The problem: Copy all the data exactly, except the pictures.

══ Extracted entries ══

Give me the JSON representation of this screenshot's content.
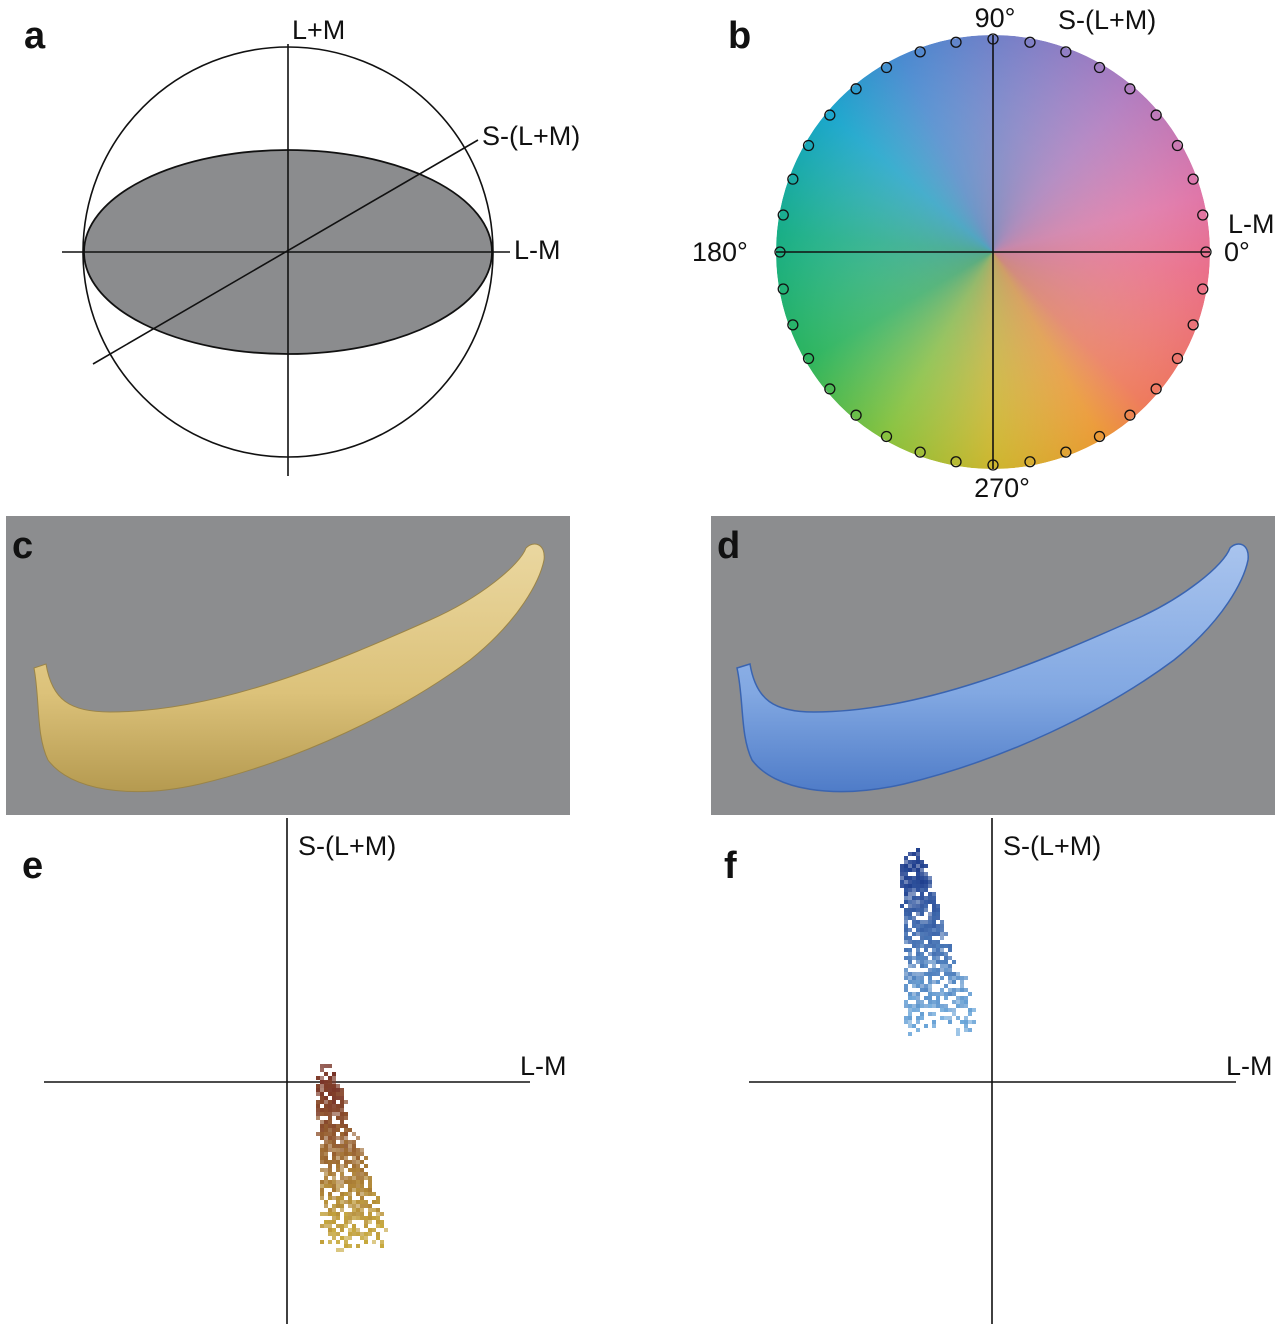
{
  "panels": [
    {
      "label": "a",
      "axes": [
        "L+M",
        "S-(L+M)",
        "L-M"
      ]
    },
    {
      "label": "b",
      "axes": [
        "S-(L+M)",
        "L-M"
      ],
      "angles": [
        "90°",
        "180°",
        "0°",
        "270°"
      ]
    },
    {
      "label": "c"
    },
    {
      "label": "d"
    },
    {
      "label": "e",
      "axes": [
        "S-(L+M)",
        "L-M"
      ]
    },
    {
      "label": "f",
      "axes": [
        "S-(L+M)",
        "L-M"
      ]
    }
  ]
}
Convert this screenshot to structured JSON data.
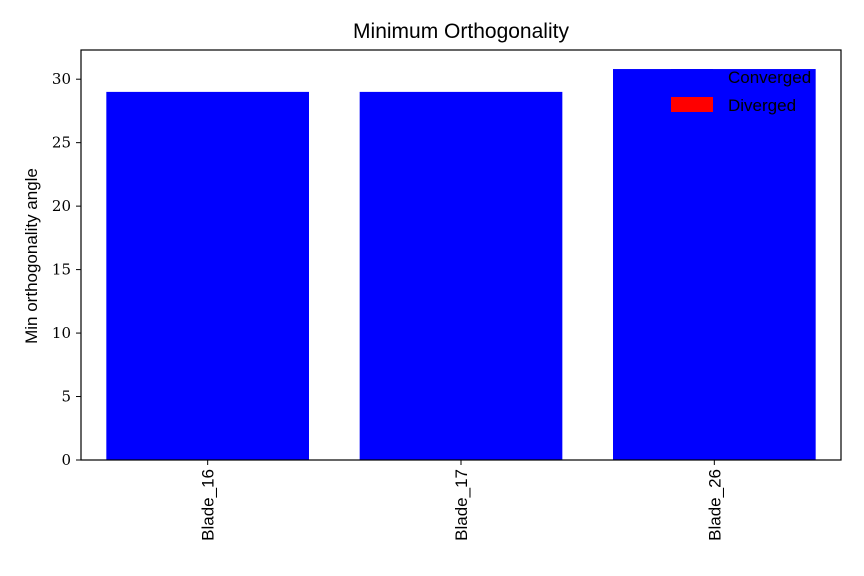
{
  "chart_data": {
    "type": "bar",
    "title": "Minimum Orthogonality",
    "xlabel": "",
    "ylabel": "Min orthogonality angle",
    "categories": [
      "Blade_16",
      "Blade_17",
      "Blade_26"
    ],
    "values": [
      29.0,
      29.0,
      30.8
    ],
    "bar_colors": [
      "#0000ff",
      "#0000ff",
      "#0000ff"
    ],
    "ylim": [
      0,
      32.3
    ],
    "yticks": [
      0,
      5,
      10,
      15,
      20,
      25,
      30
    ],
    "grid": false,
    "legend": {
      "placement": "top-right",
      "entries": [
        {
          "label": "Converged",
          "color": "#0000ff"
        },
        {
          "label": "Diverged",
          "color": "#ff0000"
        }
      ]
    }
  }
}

═══

The answer:
Give me the JSON representation of this screenshot's content.
{
  "panels": [
    {
      "label": "a",
      "axes": [
        "L+M",
        "S-(L+M)",
        "L-M"
      ]
    },
    {
      "label": "b",
      "axes": [
        "S-(L+M)",
        "L-M"
      ],
      "angles": [
        "90°",
        "180°",
        "0°",
        "270°"
      ]
    },
    {
      "label": "c"
    },
    {
      "label": "d"
    },
    {
      "label": "e",
      "axes": [
        "S-(L+M)",
        "L-M"
      ]
    },
    {
      "label": "f",
      "axes": [
        "S-(L+M)",
        "L-M"
      ]
    }
  ]
}
Convert this screenshot to structured JSON data.
{
  "chart_data": {
    "type": "bar",
    "title": "Minimum Orthogonality",
    "xlabel": "",
    "ylabel": "Min orthogonality angle",
    "categories": [
      "Blade_16",
      "Blade_17",
      "Blade_26"
    ],
    "values": [
      29.0,
      29.0,
      30.8
    ],
    "bar_colors": [
      "#0000ff",
      "#0000ff",
      "#0000ff"
    ],
    "ylim": [
      0,
      32.3
    ],
    "yticks": [
      0,
      5,
      10,
      15,
      20,
      25,
      30
    ],
    "grid": false,
    "legend": {
      "placement": "top-right",
      "entries": [
        {
          "label": "Converged",
          "color": "#0000ff"
        },
        {
          "label": "Diverged",
          "color": "#ff0000"
        }
      ]
    }
  }
}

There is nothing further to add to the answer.